Tally the lines containing the word "verknüpft", and report the tally alone.

────────

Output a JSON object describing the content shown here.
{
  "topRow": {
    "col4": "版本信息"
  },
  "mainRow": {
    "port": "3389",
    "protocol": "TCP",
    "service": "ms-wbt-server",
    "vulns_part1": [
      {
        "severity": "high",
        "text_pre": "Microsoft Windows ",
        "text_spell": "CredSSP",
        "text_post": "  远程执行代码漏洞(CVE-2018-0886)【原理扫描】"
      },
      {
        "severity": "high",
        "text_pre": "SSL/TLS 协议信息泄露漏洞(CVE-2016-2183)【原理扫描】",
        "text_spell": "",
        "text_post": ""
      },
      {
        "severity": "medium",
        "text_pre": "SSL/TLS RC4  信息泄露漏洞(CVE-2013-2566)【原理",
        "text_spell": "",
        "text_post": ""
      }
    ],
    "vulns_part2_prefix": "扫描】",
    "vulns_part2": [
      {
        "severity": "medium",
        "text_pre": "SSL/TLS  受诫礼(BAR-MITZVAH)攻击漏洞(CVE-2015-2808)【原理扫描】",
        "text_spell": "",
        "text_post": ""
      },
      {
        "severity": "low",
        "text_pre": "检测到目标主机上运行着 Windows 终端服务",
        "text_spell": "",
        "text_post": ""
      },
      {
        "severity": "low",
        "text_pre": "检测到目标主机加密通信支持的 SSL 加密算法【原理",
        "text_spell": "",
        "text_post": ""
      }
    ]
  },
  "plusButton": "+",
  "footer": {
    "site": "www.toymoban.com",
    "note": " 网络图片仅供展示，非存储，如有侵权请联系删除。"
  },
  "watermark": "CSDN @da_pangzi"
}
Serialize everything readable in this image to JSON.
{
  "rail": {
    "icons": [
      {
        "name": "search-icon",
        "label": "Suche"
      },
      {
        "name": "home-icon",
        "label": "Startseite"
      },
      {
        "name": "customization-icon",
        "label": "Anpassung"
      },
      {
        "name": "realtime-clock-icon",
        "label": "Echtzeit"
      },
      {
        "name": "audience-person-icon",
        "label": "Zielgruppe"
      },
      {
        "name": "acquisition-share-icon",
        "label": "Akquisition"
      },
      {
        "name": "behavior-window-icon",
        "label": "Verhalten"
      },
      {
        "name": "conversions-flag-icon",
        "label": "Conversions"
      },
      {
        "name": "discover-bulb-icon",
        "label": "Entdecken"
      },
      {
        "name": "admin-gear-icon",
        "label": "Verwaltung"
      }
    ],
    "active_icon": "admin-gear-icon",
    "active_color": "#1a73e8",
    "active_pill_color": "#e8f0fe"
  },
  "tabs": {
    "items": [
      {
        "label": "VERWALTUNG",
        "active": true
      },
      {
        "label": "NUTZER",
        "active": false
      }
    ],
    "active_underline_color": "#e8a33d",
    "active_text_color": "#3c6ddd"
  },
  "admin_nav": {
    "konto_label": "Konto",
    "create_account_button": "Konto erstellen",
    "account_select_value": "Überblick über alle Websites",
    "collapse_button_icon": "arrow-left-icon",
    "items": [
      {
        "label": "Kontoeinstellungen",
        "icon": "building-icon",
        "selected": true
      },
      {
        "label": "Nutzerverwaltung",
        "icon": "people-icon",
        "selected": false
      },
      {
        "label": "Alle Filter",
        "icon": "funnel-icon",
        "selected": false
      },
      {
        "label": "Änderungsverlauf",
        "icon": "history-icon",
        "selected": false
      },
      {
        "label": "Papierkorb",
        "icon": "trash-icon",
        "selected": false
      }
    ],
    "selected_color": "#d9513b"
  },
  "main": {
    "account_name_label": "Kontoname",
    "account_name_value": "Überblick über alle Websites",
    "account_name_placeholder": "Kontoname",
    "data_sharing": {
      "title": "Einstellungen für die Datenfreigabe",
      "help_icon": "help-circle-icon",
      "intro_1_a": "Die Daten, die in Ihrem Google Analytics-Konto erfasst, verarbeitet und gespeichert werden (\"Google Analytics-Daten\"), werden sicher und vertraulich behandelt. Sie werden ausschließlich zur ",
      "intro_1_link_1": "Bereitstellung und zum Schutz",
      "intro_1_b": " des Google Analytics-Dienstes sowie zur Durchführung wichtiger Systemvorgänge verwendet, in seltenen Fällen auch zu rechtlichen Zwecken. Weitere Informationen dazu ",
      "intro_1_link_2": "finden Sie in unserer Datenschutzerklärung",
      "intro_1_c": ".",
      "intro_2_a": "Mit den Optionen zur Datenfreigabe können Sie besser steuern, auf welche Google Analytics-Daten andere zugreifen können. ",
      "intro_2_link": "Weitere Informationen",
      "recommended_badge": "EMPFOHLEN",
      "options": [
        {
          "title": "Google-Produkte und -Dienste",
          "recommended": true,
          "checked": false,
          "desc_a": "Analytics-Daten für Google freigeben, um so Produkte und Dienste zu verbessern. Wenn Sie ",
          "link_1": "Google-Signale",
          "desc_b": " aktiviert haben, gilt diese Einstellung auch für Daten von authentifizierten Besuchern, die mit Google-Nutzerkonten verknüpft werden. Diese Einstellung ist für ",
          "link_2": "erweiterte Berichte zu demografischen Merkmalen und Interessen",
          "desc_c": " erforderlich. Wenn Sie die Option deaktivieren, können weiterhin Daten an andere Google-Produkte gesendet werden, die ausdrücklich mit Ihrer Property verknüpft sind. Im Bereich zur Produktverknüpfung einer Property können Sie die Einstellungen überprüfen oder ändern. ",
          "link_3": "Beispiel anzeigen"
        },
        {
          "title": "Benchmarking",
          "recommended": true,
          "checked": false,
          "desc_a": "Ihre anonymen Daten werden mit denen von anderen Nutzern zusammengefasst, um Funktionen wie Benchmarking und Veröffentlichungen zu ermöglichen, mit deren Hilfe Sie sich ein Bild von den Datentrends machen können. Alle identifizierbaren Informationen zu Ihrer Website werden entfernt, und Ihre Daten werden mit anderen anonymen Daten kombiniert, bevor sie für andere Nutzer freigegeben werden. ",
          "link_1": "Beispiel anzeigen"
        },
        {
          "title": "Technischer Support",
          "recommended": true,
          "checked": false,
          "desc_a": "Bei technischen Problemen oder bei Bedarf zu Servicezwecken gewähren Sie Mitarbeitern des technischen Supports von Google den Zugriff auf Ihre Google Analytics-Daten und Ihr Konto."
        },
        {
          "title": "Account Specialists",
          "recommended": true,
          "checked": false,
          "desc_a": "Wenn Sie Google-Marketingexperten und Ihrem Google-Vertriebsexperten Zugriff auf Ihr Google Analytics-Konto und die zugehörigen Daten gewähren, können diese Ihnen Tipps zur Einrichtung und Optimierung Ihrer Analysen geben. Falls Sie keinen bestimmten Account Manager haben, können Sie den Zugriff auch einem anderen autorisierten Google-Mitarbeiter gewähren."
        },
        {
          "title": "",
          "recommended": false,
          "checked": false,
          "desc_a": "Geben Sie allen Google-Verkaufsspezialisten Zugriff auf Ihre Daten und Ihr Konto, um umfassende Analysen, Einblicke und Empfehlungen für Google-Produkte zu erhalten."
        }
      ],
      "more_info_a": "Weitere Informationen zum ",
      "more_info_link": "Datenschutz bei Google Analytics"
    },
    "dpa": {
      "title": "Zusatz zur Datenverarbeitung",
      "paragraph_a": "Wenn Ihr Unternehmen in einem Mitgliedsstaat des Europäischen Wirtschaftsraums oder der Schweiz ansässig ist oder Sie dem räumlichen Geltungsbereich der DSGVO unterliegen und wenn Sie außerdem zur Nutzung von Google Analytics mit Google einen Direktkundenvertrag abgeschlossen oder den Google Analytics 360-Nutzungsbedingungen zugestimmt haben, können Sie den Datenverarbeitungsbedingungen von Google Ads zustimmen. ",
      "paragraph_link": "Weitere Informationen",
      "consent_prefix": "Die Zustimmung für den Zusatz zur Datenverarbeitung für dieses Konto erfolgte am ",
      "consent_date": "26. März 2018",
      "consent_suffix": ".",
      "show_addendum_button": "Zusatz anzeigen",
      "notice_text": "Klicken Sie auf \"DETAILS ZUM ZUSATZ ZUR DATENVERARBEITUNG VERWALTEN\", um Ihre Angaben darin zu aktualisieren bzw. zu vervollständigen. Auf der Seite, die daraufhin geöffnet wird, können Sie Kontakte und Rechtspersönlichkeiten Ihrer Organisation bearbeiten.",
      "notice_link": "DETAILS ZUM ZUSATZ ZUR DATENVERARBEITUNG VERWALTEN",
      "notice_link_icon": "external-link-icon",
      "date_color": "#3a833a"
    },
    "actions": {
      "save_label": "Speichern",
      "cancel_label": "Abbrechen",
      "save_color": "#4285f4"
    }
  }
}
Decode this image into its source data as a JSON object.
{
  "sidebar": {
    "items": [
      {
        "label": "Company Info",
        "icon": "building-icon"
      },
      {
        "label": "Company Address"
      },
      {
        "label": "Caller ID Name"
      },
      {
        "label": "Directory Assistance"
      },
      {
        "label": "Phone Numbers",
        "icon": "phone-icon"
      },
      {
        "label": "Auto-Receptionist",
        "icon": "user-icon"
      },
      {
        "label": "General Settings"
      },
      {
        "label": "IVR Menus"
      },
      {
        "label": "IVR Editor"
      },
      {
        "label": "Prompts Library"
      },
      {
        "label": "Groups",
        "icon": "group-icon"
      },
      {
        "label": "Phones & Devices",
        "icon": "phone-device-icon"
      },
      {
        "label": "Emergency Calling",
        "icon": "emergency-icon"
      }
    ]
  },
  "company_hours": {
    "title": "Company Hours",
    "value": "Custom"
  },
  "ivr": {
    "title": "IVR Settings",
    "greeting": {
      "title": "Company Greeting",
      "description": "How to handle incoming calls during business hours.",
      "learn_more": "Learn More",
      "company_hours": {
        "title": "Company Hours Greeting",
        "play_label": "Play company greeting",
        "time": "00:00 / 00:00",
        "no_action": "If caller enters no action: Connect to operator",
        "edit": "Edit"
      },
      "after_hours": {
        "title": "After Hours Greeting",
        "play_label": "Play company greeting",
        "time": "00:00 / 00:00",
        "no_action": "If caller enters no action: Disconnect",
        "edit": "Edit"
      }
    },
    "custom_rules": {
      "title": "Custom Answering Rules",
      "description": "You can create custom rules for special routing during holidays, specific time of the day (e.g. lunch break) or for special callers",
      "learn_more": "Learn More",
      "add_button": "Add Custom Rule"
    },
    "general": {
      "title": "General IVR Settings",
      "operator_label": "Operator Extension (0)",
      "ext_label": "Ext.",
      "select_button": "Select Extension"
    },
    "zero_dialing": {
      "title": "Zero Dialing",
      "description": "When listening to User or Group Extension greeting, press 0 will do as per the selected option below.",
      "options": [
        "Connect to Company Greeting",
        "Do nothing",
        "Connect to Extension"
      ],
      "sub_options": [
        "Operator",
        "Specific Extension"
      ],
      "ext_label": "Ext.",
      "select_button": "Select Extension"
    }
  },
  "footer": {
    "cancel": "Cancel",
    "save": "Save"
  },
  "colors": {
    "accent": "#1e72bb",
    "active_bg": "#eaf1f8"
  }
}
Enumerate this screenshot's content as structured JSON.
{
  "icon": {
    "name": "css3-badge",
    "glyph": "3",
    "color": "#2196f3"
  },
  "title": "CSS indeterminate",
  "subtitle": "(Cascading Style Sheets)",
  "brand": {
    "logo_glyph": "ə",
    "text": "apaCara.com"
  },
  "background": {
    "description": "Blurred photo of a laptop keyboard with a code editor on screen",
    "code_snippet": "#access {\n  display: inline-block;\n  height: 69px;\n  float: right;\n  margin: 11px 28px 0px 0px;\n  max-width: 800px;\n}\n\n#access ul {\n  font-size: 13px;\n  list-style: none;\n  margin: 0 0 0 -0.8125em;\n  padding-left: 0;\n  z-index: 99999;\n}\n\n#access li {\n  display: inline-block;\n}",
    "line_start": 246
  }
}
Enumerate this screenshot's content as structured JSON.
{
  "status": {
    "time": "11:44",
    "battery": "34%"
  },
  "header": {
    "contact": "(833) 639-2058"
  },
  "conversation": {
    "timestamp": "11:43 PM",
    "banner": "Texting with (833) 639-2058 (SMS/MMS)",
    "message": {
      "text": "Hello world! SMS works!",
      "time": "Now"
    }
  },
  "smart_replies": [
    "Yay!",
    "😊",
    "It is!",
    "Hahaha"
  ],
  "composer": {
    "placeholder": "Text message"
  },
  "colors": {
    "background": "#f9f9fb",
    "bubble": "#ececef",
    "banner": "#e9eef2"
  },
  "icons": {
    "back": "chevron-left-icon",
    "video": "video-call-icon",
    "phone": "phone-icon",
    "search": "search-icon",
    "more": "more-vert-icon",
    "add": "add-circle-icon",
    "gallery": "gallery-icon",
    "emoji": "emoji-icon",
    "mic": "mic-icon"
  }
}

────────

■ **FINISHED EXERCISE**: 2